• **EXERCISE MATERIAL**:
◇ ◇ ◇ ◇ ◇

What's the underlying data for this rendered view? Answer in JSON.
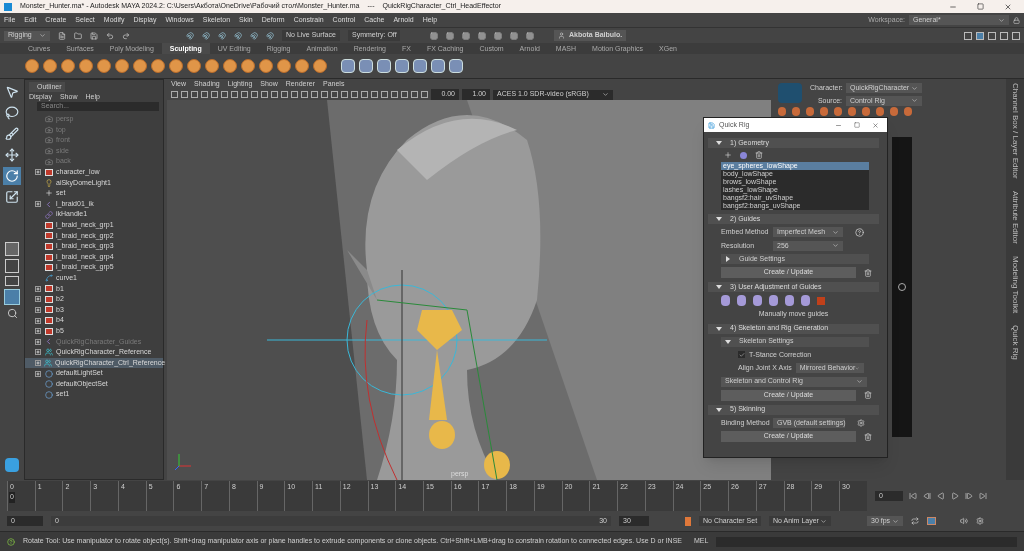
{
  "window": {
    "title": "Monster_Hunter.ma* - Autodesk MAYA 2024.2: C:\\Users\\Акбота\\OneDrive\\Рабочий стол\\Monster_Hunter.ma",
    "separator": "---",
    "context": "QuickRigCharacter_Ctrl_HeadEffector"
  },
  "menu": [
    "File",
    "Edit",
    "Create",
    "Select",
    "Modify",
    "Display",
    "Windows",
    "Skeleton",
    "Skin",
    "Deform",
    "Constrain",
    "Control",
    "Cache",
    "Arnold",
    "Help"
  ],
  "workspace": {
    "label": "Workspace:",
    "value": "General*"
  },
  "status_line": {
    "mode": "Rigging",
    "live_surface": "No Live Surface",
    "symmetry": "Symmetry: Off",
    "user": "Akbota Baibulo."
  },
  "shelf": {
    "tabs": [
      {
        "label": "Curves",
        "selected": false
      },
      {
        "label": "Surfaces",
        "selected": false
      },
      {
        "label": "Poly Modeling",
        "selected": false
      },
      {
        "label": "Sculpting",
        "selected": true
      },
      {
        "label": "UV Editing",
        "selected": false
      },
      {
        "label": "Rigging",
        "selected": false
      },
      {
        "label": "Animation",
        "selected": false
      },
      {
        "label": "Rendering",
        "selected": false
      },
      {
        "label": "FX",
        "selected": false
      },
      {
        "label": "FX Caching",
        "selected": false
      },
      {
        "label": "Custom",
        "selected": false
      },
      {
        "label": "Arnold",
        "selected": false
      },
      {
        "label": "MASH",
        "selected": false
      },
      {
        "label": "Motion Graphics",
        "selected": false
      },
      {
        "label": "XGen",
        "selected": false
      }
    ]
  },
  "toolbox": {
    "tools": [
      {
        "kind": "select",
        "selected": false
      },
      {
        "kind": "lasso",
        "selected": false
      },
      {
        "kind": "paint",
        "selected": false
      },
      {
        "kind": "move",
        "selected": false
      },
      {
        "kind": "rotate",
        "selected": true
      },
      {
        "kind": "scale",
        "selected": false
      }
    ]
  },
  "outliner": {
    "title": "Outliner",
    "menu": [
      "Display",
      "Show",
      "Help"
    ],
    "search": {
      "placeholder": "Search..."
    },
    "items": [
      {
        "label": "persp",
        "kind": "camera",
        "dimmed": true,
        "expandable": false,
        "selected": false
      },
      {
        "label": "top",
        "kind": "camera",
        "dimmed": true,
        "expandable": false,
        "selected": false
      },
      {
        "label": "front",
        "kind": "camera",
        "dimmed": true,
        "expandable": false,
        "selected": false
      },
      {
        "label": "side",
        "kind": "camera",
        "dimmed": true,
        "expandable": false,
        "selected": false
      },
      {
        "label": "back",
        "kind": "camera",
        "dimmed": true,
        "expandable": false,
        "selected": false
      },
      {
        "label": "character_low",
        "kind": "group",
        "dimmed": false,
        "expandable": true,
        "selected": false
      },
      {
        "label": "aiSkyDomeLight1",
        "kind": "light",
        "dimmed": false,
        "expandable": false,
        "selected": false
      },
      {
        "label": "set",
        "kind": "locator",
        "dimmed": false,
        "expandable": false,
        "selected": false
      },
      {
        "label": "l_braid01_ik",
        "kind": "joint",
        "dimmed": false,
        "expandable": true,
        "selected": false
      },
      {
        "label": "ikHandle1",
        "kind": "ik",
        "dimmed": false,
        "expandable": false,
        "selected": false
      },
      {
        "label": "l_braid_neck_grp1",
        "kind": "group",
        "dimmed": false,
        "expandable": false,
        "selected": false
      },
      {
        "label": "l_braid_neck_grp2",
        "kind": "group",
        "dimmed": false,
        "expandable": false,
        "selected": false
      },
      {
        "label": "l_braid_neck_grp3",
        "kind": "group",
        "dimmed": false,
        "expandable": false,
        "selected": false
      },
      {
        "label": "l_braid_neck_grp4",
        "kind": "group",
        "dimmed": false,
        "expandable": false,
        "selected": false
      },
      {
        "label": "l_braid_neck_grp5",
        "kind": "group",
        "dimmed": false,
        "expandable": false,
        "selected": false
      },
      {
        "label": "curve1",
        "kind": "curve",
        "dimmed": false,
        "expandable": false,
        "selected": false
      },
      {
        "label": "b1",
        "kind": "group",
        "dimmed": false,
        "expandable": true,
        "selected": false
      },
      {
        "label": "b2",
        "kind": "group",
        "dimmed": false,
        "expandable": true,
        "selected": false
      },
      {
        "label": "b3",
        "kind": "group",
        "dimmed": false,
        "expandable": true,
        "selected": false
      },
      {
        "label": "b4",
        "kind": "group",
        "dimmed": false,
        "expandable": true,
        "selected": false
      },
      {
        "label": "b5",
        "kind": "group",
        "dimmed": false,
        "expandable": true,
        "selected": false
      },
      {
        "label": "QuickRigCharacter_Guides",
        "kind": "joint",
        "dimmed": true,
        "expandable": true,
        "selected": false
      },
      {
        "label": "QuickRigCharacter_Reference",
        "kind": "hik",
        "dimmed": false,
        "expandable": true,
        "selected": false
      },
      {
        "label": "QuickRigCharacter_Ctrl_Reference",
        "kind": "hik",
        "dimmed": false,
        "expandable": true,
        "selected": true
      },
      {
        "label": "defaultLightSet",
        "kind": "set",
        "dimmed": false,
        "expandable": true,
        "selected": false
      },
      {
        "label": "defaultObjectSet",
        "kind": "set",
        "dimmed": false,
        "expandable": false,
        "selected": false
      },
      {
        "label": "set1",
        "kind": "set",
        "dimmed": false,
        "expandable": false,
        "selected": false
      }
    ]
  },
  "viewport": {
    "menu": [
      "View",
      "Shading",
      "Lighting",
      "Show",
      "Renderer",
      "Panels"
    ],
    "exposure": "0.00",
    "gamma": "1.00",
    "color_space": "ACES 1.0 SDR-video (sRGB)",
    "camera_label": "persp"
  },
  "hik": {
    "character_label": "Character:",
    "character": "QuickRigCharacter",
    "source_label": "Source:",
    "source": "Control Rig"
  },
  "side_tabs": [
    "Channel Box / Layer Editor",
    "Attribute Editor",
    "Modeling Toolkit",
    "Quick Rig"
  ],
  "quick_rig": {
    "title": "Quick Rig",
    "geometry": {
      "header": "1) Geometry",
      "expanded": true,
      "items": [
        {
          "label": "eye_spheres_lowShape",
          "selected": true
        },
        {
          "label": "body_lowShape",
          "selected": false
        },
        {
          "label": "brows_lowShape",
          "selected": false
        },
        {
          "label": "lashes_lowShape",
          "selected": false
        },
        {
          "label": "bangsf2:hair_uvShape",
          "selected": false
        },
        {
          "label": "bangsf2:bangs_uvShape",
          "selected": false
        }
      ]
    },
    "guides": {
      "header": "2) Guides",
      "expanded": true,
      "embed_label": "Embed Method",
      "embed": "Imperfect Mesh",
      "resolution_label": "Resolution",
      "resolution": "256",
      "settings": {
        "label": "Guide Settings",
        "expanded": false
      },
      "button": "Create / Update"
    },
    "adjust": {
      "header": "3) User Adjustment of Guides",
      "expanded": true,
      "caption": "Manually move guides"
    },
    "skeleton": {
      "header": "4) Skeleton and Rig Generation",
      "expanded": true,
      "settings": {
        "label": "Skeleton Settings",
        "expanded": true
      },
      "tstance": {
        "label": "T-Stance Correction",
        "checked": true
      },
      "align_label": "Align Joint X Axis",
      "align": "Mirrored Behavior",
      "rig_type": "Skeleton and Control Rig",
      "button": "Create / Update"
    },
    "skinning": {
      "header": "5) Skinning",
      "expanded": true,
      "binding_label": "Binding Method",
      "binding": "GVB (default settings)",
      "button": "Create / Update"
    }
  },
  "timeline": {
    "ticks": [
      "0",
      "1",
      "2",
      "3",
      "4",
      "5",
      "6",
      "7",
      "8",
      "9",
      "10",
      "11",
      "12",
      "13",
      "14",
      "15",
      "16",
      "17",
      "18",
      "19",
      "20",
      "21",
      "22",
      "23",
      "24",
      "25",
      "26",
      "27",
      "28",
      "29",
      "30"
    ],
    "current_frame": "0",
    "frame_field": "0",
    "level": 0
  },
  "range": {
    "start": "0",
    "inner_start": "0",
    "inner_end": "30",
    "end": "30",
    "character_set": "No Character Set",
    "anim_layer": "No Anim Layer",
    "fps": "30 fps",
    "level": 1
  },
  "help_line": {
    "text": "Rotate Tool: Use manipulator to rotate object(s). Shift+drag manipulator axis or plane handles to extrude components or clone objects. Ctrl+Shift+LMB+drag to constrain rotation to connected edges. Use D or INSE",
    "command_lang": "MEL"
  }
}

◇ ◇ ◇ ◇ ◇

• **WORK REQUIRED**:
Pick out each line in the material containing "rotate".

• **THE RESULT**:
        "kind": "rotate",
    "text": "Rotate Tool: Use manipulator to rotate object(s). Shift+drag manipulator axis or plane handles to extrude components or clone objects. Ctrl+Shift+LMB+drag to constrain rotation to connected edges. Use D or INSE",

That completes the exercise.